● EXERCISE GOAL
Single out the lines of the material that contain "ASSOCIATED" and copy them.

● GIVEN DATA
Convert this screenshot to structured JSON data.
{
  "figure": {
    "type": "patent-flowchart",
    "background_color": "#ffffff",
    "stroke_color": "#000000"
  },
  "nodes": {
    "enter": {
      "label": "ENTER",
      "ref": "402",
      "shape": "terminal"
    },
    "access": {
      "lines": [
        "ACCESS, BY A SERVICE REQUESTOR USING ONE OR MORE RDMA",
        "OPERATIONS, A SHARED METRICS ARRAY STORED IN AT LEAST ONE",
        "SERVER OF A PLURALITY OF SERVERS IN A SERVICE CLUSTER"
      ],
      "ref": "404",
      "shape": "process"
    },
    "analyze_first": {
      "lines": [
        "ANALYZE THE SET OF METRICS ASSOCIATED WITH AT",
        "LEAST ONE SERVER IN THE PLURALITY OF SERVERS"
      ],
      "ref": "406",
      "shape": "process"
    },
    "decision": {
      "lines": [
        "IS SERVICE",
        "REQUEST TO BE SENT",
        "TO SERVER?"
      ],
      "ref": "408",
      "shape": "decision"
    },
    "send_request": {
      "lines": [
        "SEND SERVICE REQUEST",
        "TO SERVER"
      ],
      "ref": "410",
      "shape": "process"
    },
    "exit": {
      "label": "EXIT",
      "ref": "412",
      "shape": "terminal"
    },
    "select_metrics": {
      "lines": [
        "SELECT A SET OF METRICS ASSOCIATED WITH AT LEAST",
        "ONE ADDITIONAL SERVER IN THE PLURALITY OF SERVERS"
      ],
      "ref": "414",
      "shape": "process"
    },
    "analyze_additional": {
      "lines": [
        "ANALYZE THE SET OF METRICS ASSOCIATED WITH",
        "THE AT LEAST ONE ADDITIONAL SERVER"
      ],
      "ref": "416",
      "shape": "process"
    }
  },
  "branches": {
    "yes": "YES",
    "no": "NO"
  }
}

● EXERCISE SOLUTION
        "ANALYZE THE SET OF METRICS ASSOCIATED WITH AT",
        "SELECT A SET OF METRICS ASSOCIATED WITH AT LEAST",
        "ANALYZE THE SET OF METRICS ASSOCIATED WITH",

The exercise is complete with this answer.